- _LISTED ENTRIES_:

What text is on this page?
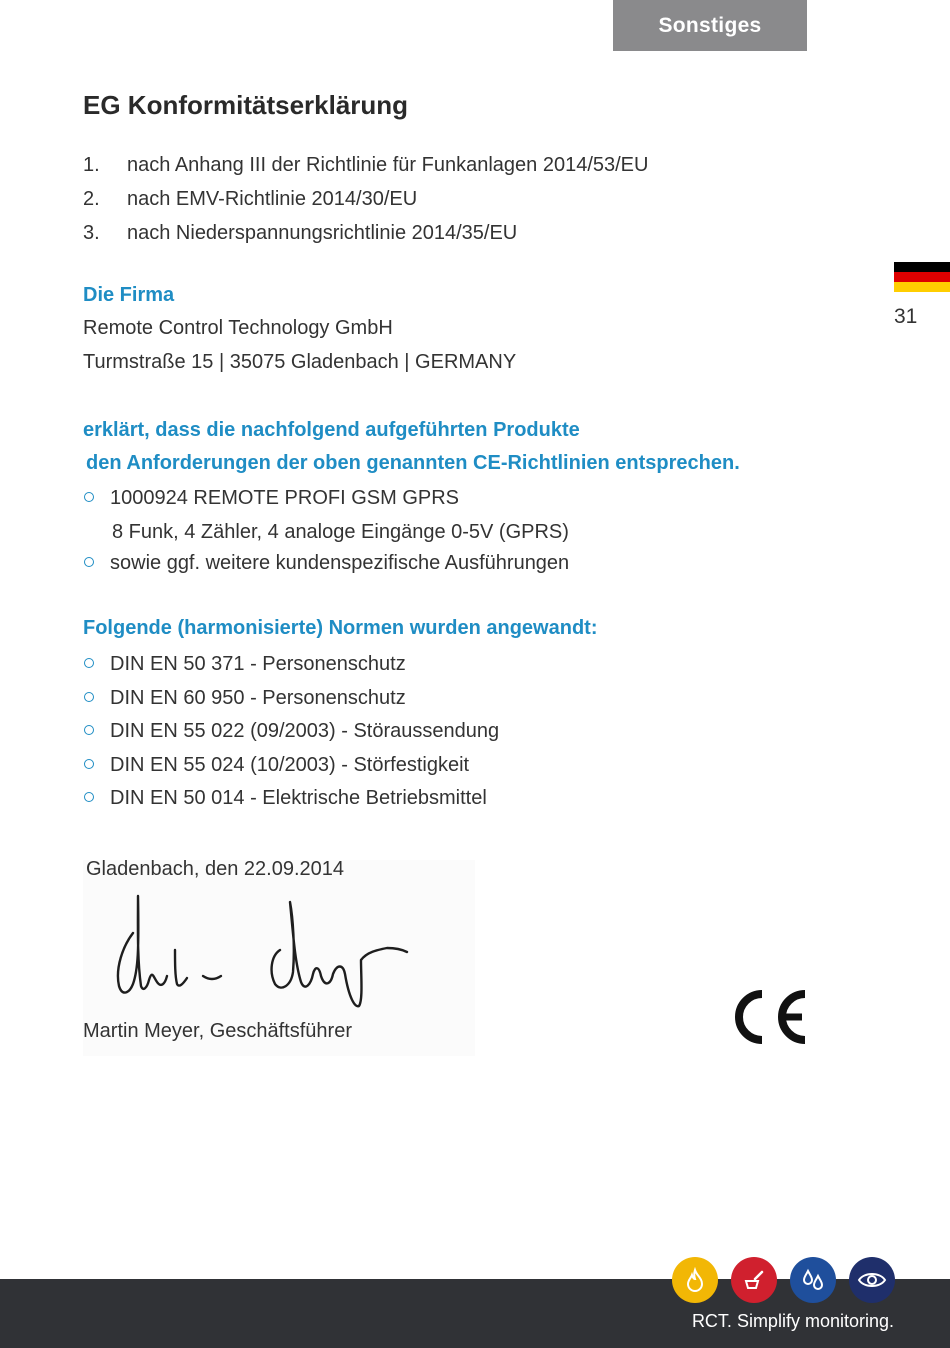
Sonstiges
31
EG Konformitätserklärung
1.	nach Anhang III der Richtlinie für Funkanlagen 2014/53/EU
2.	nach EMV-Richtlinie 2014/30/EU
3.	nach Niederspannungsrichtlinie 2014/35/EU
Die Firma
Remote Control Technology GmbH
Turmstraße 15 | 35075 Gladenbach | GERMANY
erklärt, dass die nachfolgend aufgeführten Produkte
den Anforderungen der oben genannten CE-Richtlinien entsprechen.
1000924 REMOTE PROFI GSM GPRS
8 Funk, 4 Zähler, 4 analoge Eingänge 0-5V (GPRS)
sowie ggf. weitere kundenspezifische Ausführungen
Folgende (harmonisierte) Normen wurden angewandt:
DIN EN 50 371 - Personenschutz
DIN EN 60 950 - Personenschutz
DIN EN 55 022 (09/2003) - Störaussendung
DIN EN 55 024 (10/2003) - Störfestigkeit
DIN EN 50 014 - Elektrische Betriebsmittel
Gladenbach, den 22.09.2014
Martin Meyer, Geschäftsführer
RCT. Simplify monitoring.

...

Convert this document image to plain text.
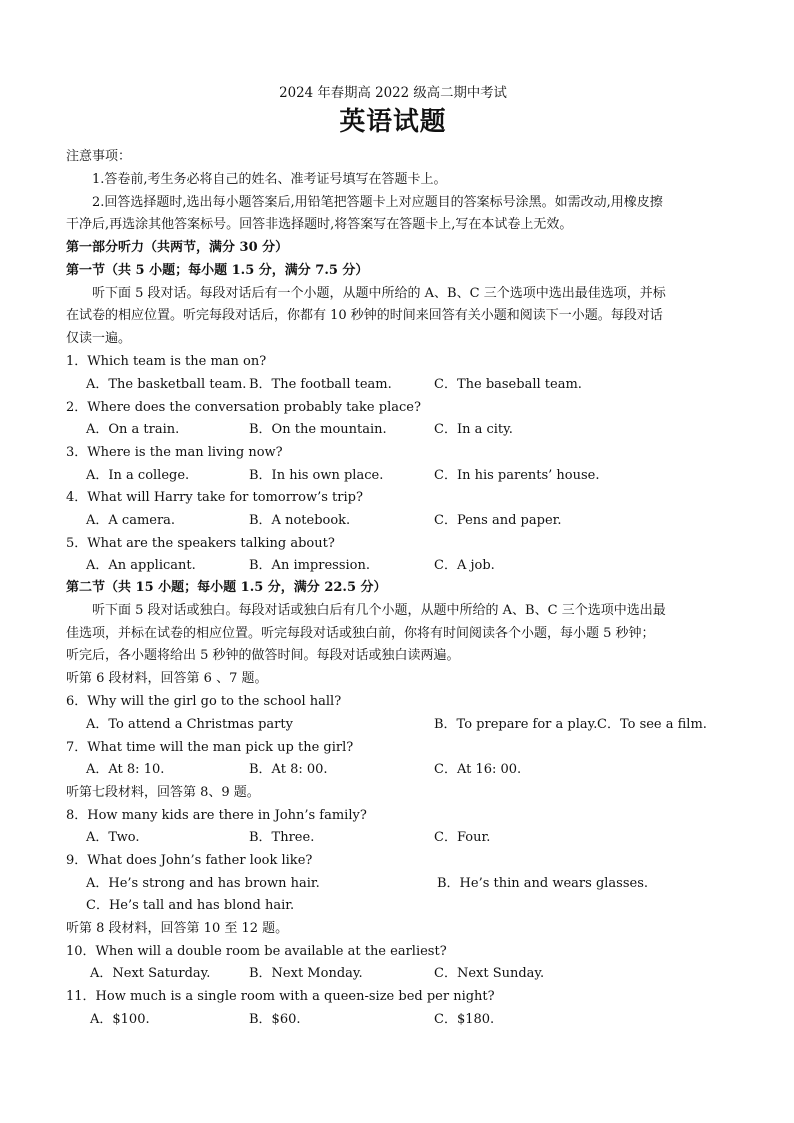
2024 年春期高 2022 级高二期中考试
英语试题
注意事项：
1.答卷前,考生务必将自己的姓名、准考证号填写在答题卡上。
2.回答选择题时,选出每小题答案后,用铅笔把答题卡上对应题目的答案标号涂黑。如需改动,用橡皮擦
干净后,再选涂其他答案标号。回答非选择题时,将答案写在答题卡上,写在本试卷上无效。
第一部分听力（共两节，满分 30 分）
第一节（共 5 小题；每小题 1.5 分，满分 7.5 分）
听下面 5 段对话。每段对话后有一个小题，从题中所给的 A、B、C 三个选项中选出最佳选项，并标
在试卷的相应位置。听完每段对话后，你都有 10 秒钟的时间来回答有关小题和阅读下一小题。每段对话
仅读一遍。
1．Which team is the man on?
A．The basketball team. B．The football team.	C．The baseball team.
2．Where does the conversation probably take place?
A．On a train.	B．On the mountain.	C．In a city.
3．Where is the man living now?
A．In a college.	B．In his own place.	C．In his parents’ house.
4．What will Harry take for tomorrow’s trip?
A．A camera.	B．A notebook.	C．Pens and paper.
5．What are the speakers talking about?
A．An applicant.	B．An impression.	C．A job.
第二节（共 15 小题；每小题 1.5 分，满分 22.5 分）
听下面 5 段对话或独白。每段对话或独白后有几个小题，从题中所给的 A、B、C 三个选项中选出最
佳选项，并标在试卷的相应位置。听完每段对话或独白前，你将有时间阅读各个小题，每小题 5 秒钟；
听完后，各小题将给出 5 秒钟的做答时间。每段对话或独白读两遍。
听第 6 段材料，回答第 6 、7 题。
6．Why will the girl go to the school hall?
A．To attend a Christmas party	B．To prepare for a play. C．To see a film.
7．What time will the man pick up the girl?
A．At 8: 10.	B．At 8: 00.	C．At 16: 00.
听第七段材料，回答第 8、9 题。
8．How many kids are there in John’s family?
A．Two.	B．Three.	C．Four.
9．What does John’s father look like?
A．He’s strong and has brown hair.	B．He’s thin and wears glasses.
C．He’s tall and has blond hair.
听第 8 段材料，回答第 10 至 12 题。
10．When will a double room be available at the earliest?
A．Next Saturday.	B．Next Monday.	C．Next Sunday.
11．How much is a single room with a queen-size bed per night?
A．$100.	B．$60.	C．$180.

...

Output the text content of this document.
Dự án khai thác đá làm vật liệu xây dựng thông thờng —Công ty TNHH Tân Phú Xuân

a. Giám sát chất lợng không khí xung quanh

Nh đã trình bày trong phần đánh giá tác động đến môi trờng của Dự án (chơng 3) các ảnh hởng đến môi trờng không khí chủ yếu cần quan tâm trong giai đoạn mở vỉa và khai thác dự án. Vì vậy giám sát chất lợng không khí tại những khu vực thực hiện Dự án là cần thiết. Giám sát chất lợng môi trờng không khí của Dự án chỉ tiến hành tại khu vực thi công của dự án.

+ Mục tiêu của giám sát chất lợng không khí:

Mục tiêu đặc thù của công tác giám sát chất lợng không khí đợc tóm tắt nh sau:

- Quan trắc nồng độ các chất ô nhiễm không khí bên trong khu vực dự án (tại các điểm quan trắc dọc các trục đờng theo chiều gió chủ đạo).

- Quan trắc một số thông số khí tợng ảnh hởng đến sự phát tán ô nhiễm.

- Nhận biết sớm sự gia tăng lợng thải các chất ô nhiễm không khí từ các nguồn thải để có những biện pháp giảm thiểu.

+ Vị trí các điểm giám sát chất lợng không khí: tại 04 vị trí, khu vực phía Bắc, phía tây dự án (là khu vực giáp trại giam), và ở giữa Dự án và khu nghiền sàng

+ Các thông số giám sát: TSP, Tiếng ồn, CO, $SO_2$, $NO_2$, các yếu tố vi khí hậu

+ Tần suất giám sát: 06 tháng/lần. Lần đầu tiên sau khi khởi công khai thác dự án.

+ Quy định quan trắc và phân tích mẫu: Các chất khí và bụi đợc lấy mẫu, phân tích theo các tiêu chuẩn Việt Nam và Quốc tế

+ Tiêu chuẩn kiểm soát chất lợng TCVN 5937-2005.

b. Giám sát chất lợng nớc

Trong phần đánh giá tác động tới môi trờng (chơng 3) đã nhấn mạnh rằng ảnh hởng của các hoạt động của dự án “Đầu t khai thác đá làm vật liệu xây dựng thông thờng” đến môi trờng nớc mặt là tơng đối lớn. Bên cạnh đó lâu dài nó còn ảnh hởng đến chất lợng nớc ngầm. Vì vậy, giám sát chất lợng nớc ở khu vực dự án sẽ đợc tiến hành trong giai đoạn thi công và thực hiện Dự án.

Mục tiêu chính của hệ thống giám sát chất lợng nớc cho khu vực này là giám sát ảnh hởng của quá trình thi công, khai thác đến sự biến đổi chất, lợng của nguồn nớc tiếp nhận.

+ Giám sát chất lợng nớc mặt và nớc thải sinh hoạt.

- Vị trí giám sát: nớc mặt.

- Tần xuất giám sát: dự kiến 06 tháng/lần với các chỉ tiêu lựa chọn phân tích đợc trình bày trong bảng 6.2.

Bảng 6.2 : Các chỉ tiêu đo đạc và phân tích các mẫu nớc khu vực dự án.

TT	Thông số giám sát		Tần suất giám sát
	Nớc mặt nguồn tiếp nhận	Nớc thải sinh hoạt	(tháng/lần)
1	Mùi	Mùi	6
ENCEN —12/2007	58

- _WRITTEN PROBLEM_: For each line of the listing that holds the word "phân", show that line.

- _COMPLETE RESPONSE_:
+ Quy định quan trắc và phân tích mẫu: Các chất khí và bụi đợc lấy mẫu, phân tích theo các tiêu chuẩn Việt Nam và Quốc tế
- Tần xuất giám sát: dự kiến 06 tháng/lần với các chỉ tiêu lựa chọn phân tích đợc trình bày trong bảng 6.2.
Bảng 6.2 : Các chỉ tiêu đo đạc và phân tích các mẫu nớc khu vực dự án.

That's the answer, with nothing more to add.